»»

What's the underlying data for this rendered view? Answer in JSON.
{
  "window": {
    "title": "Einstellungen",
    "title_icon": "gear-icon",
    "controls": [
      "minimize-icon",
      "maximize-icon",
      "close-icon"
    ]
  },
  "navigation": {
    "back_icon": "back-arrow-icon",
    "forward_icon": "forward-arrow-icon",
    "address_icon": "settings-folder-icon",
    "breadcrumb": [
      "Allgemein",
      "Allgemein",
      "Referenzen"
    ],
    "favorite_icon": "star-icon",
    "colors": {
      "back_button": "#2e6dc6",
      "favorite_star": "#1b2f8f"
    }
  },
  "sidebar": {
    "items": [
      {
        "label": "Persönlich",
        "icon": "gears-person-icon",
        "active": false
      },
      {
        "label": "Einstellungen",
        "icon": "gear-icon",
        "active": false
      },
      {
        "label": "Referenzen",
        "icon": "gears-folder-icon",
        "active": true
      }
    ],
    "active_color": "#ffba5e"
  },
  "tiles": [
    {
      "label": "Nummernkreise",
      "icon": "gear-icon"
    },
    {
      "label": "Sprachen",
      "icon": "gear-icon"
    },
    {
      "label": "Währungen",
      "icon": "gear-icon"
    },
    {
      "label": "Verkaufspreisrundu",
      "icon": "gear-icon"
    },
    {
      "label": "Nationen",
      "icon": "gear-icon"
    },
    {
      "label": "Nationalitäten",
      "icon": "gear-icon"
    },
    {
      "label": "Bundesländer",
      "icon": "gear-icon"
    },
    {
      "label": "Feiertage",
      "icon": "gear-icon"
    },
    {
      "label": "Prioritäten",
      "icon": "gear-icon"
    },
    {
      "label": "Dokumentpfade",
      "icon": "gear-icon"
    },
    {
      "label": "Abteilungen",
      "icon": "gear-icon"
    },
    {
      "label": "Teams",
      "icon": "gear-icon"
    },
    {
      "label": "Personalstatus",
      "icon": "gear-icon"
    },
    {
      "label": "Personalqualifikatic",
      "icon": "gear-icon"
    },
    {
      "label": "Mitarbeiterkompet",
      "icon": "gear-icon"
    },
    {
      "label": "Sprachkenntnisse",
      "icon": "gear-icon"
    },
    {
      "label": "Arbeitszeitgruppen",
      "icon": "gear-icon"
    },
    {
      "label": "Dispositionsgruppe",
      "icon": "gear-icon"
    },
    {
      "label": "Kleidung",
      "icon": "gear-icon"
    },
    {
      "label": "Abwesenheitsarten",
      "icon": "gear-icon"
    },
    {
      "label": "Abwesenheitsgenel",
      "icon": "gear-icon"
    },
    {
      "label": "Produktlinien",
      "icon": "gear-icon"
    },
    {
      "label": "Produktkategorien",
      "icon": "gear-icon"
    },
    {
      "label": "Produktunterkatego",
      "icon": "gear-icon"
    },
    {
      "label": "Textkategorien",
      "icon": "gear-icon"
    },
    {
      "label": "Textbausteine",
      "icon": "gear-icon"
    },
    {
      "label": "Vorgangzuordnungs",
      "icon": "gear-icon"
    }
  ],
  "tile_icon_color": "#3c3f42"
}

««

Required work: Type out the entries again, word for word.

The output:
What's the underlying data for this rendered view? Answer in JSON.
{
  "window": {
    "title": "Einstellungen",
    "title_icon": "gear-icon",
    "controls": [
      "minimize-icon",
      "maximize-icon",
      "close-icon"
    ]
  },
  "navigation": {
    "back_icon": "back-arrow-icon",
    "forward_icon": "forward-arrow-icon",
    "address_icon": "settings-folder-icon",
    "breadcrumb": [
      "Allgemein",
      "Allgemein",
      "Referenzen"
    ],
    "favorite_icon": "star-icon",
    "colors": {
      "back_button": "#2e6dc6",
      "favorite_star": "#1b2f8f"
    }
  },
  "sidebar": {
    "items": [
      {
        "label": "Persönlich",
        "icon": "gears-person-icon",
        "active": false
      },
      {
        "label": "Einstellungen",
        "icon": "gear-icon",
        "active": false
      },
      {
        "label": "Referenzen",
        "icon": "gears-folder-icon",
        "active": true
      }
    ],
    "active_color": "#ffba5e"
  },
  "tiles": [
    {
      "label": "Nummernkreise",
      "icon": "gear-icon"
    },
    {
      "label": "Sprachen",
      "icon": "gear-icon"
    },
    {
      "label": "Währungen",
      "icon": "gear-icon"
    },
    {
      "label": "Verkaufspreisrundu",
      "icon": "gear-icon"
    },
    {
      "label": "Nationen",
      "icon": "gear-icon"
    },
    {
      "label": "Nationalitäten",
      "icon": "gear-icon"
    },
    {
      "label": "Bundesländer",
      "icon": "gear-icon"
    },
    {
      "label": "Feiertage",
      "icon": "gear-icon"
    },
    {
      "label": "Prioritäten",
      "icon": "gear-icon"
    },
    {
      "label": "Dokumentpfade",
      "icon": "gear-icon"
    },
    {
      "label": "Abteilungen",
      "icon": "gear-icon"
    },
    {
      "label": "Teams",
      "icon": "gear-icon"
    },
    {
      "label": "Personalstatus",
      "icon": "gear-icon"
    },
    {
      "label": "Personalqualifikatic",
      "icon": "gear-icon"
    },
    {
      "label": "Mitarbeiterkompet",
      "icon": "gear-icon"
    },
    {
      "label": "Sprachkenntnisse",
      "icon": "gear-icon"
    },
    {
      "label": "Arbeitszeitgruppen",
      "icon": "gear-icon"
    },
    {
      "label": "Dispositionsgruppe",
      "icon": "gear-icon"
    },
    {
      "label": "Kleidung",
      "icon": "gear-icon"
    },
    {
      "label": "Abwesenheitsarten",
      "icon": "gear-icon"
    },
    {
      "label": "Abwesenheitsgenel",
      "icon": "gear-icon"
    },
    {
      "label": "Produktlinien",
      "icon": "gear-icon"
    },
    {
      "label": "Produktkategorien",
      "icon": "gear-icon"
    },
    {
      "label": "Produktunterkatego",
      "icon": "gear-icon"
    },
    {
      "label": "Textkategorien",
      "icon": "gear-icon"
    },
    {
      "label": "Textbausteine",
      "icon": "gear-icon"
    },
    {
      "label": "Vorgangzuordnungs",
      "icon": "gear-icon"
    }
  ],
  "tile_icon_color": "#3c3f42"
}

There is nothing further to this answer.